## Start
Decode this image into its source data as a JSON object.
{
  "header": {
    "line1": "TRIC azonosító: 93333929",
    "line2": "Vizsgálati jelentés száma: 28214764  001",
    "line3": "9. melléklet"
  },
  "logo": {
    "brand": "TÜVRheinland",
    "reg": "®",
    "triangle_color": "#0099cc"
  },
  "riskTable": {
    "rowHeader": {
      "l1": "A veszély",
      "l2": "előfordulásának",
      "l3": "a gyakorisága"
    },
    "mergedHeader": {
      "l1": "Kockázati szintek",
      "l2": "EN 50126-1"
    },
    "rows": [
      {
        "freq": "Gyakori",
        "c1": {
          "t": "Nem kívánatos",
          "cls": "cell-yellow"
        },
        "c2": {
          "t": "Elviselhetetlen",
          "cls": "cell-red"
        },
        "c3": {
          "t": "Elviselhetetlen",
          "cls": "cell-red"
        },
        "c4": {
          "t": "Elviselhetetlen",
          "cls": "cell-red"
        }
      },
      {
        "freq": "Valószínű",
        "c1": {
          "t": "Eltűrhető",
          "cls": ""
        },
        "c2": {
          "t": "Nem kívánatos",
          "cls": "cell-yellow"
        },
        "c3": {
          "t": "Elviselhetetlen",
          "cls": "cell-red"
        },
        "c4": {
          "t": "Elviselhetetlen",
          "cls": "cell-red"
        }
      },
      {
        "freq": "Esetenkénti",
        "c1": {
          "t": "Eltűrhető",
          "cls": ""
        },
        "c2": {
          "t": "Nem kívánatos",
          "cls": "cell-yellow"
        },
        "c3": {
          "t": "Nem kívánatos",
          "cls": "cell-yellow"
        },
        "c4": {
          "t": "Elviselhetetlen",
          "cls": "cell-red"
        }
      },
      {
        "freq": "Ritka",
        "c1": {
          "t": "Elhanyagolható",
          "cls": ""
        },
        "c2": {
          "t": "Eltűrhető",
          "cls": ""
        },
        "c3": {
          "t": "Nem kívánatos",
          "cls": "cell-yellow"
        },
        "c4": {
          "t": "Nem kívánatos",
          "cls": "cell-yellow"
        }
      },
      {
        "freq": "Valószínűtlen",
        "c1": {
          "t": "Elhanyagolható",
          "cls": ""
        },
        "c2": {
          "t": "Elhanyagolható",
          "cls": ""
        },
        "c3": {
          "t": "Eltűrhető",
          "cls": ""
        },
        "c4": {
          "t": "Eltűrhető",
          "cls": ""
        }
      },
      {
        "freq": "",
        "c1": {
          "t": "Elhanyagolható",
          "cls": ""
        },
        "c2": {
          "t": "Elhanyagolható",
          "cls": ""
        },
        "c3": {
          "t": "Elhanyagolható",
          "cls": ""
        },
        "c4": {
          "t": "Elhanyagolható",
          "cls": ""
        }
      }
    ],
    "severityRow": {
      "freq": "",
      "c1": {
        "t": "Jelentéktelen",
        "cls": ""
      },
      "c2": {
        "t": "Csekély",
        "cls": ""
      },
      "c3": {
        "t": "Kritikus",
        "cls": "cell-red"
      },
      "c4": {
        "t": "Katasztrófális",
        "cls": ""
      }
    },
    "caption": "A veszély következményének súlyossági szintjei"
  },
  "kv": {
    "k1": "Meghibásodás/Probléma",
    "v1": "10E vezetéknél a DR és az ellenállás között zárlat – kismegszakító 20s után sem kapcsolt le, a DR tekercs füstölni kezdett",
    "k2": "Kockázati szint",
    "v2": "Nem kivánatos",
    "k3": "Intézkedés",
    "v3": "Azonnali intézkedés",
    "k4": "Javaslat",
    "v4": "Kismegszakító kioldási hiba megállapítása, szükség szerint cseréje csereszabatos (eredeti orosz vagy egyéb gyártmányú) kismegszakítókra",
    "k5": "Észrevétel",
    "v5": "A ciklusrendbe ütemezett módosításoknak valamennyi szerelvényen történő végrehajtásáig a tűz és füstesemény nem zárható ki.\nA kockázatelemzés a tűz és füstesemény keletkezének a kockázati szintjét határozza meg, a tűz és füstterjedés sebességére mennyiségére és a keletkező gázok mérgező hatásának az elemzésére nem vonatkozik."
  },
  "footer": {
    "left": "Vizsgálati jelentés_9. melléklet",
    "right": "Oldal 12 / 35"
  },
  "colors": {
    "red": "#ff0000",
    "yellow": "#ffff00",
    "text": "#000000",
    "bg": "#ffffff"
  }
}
## End
## YOUR GOAL
Output the data above exactly, please, line for line.

## COMPLETED TASK
Decode this image into its source data as a JSON object.
{
  "header": {
    "line1": "TRIC azonosító: 93333929",
    "line2": "Vizsgálati jelentés száma: 28214764  001",
    "line3": "9. melléklet"
  },
  "logo": {
    "brand": "TÜVRheinland",
    "reg": "®",
    "triangle_color": "#0099cc"
  },
  "riskTable": {
    "rowHeader": {
      "l1": "A veszély",
      "l2": "előfordulásának",
      "l3": "a gyakorisága"
    },
    "mergedHeader": {
      "l1": "Kockázati szintek",
      "l2": "EN 50126-1"
    },
    "rows": [
      {
        "freq": "Gyakori",
        "c1": {
          "t": "Nem kívánatos",
          "cls": "cell-yellow"
        },
        "c2": {
          "t": "Elviselhetetlen",
          "cls": "cell-red"
        },
        "c3": {
          "t": "Elviselhetetlen",
          "cls": "cell-red"
        },
        "c4": {
          "t": "Elviselhetetlen",
          "cls": "cell-red"
        }
      },
      {
        "freq": "Valószínű",
        "c1": {
          "t": "Eltűrhető",
          "cls": ""
        },
        "c2": {
          "t": "Nem kívánatos",
          "cls": "cell-yellow"
        },
        "c3": {
          "t": "Elviselhetetlen",
          "cls": "cell-red"
        },
        "c4": {
          "t": "Elviselhetetlen",
          "cls": "cell-red"
        }
      },
      {
        "freq": "Esetenkénti",
        "c1": {
          "t": "Eltűrhető",
          "cls": ""
        },
        "c2": {
          "t": "Nem kívánatos",
          "cls": "cell-yellow"
        },
        "c3": {
          "t": "Nem kívánatos",
          "cls": "cell-yellow"
        },
        "c4": {
          "t": "Elviselhetetlen",
          "cls": "cell-red"
        }
      },
      {
        "freq": "Ritka",
        "c1": {
          "t": "Elhanyagolható",
          "cls": ""
        },
        "c2": {
          "t": "Eltűrhető",
          "cls": ""
        },
        "c3": {
          "t": "Nem kívánatos",
          "cls": "cell-yellow"
        },
        "c4": {
          "t": "Nem kívánatos",
          "cls": "cell-yellow"
        }
      },
      {
        "freq": "Valószínűtlen",
        "c1": {
          "t": "Elhanyagolható",
          "cls": ""
        },
        "c2": {
          "t": "Elhanyagolható",
          "cls": ""
        },
        "c3": {
          "t": "Eltűrhető",
          "cls": ""
        },
        "c4": {
          "t": "Eltűrhető",
          "cls": ""
        }
      },
      {
        "freq": "",
        "c1": {
          "t": "Elhanyagolható",
          "cls": ""
        },
        "c2": {
          "t": "Elhanyagolható",
          "cls": ""
        },
        "c3": {
          "t": "Elhanyagolható",
          "cls": ""
        },
        "c4": {
          "t": "Elhanyagolható",
          "cls": ""
        }
      }
    ],
    "severityRow": {
      "freq": "",
      "c1": {
        "t": "Jelentéktelen",
        "cls": ""
      },
      "c2": {
        "t": "Csekély",
        "cls": ""
      },
      "c3": {
        "t": "Kritikus",
        "cls": "cell-red"
      },
      "c4": {
        "t": "Katasztrófális",
        "cls": ""
      }
    },
    "caption": "A veszély következményének súlyossági szintjei"
  },
  "kv": {
    "k1": "Meghibásodás/Probléma",
    "v1": "10E vezetéknél a DR és az ellenállás között zárlat – kismegszakító 20s után sem kapcsolt le, a DR tekercs füstölni kezdett",
    "k2": "Kockázati szint",
    "v2": "Nem kivánatos",
    "k3": "Intézkedés",
    "v3": "Azonnali intézkedés",
    "k4": "Javaslat",
    "v4": "Kismegszakító kioldási hiba megállapítása, szükség szerint cseréje csereszabatos (eredeti orosz vagy egyéb gyártmányú) kismegszakítókra",
    "k5": "Észrevétel",
    "v5": "A ciklusrendbe ütemezett módosításoknak valamennyi szerelvényen történő végrehajtásáig a tűz és füstesemény nem zárható ki.\nA kockázatelemzés a tűz és füstesemény keletkezének a kockázati szintjét határozza meg, a tűz és füstterjedés sebességére mennyiségére és a keletkező gázok mérgező hatásának az elemzésére nem vonatkozik."
  },
  "footer": {
    "left": "Vizsgálati jelentés_9. melléklet",
    "right": "Oldal 12 / 35"
  },
  "colors": {
    "red": "#ff0000",
    "yellow": "#ffff00",
    "text": "#000000",
    "bg": "#ffffff"
  }
}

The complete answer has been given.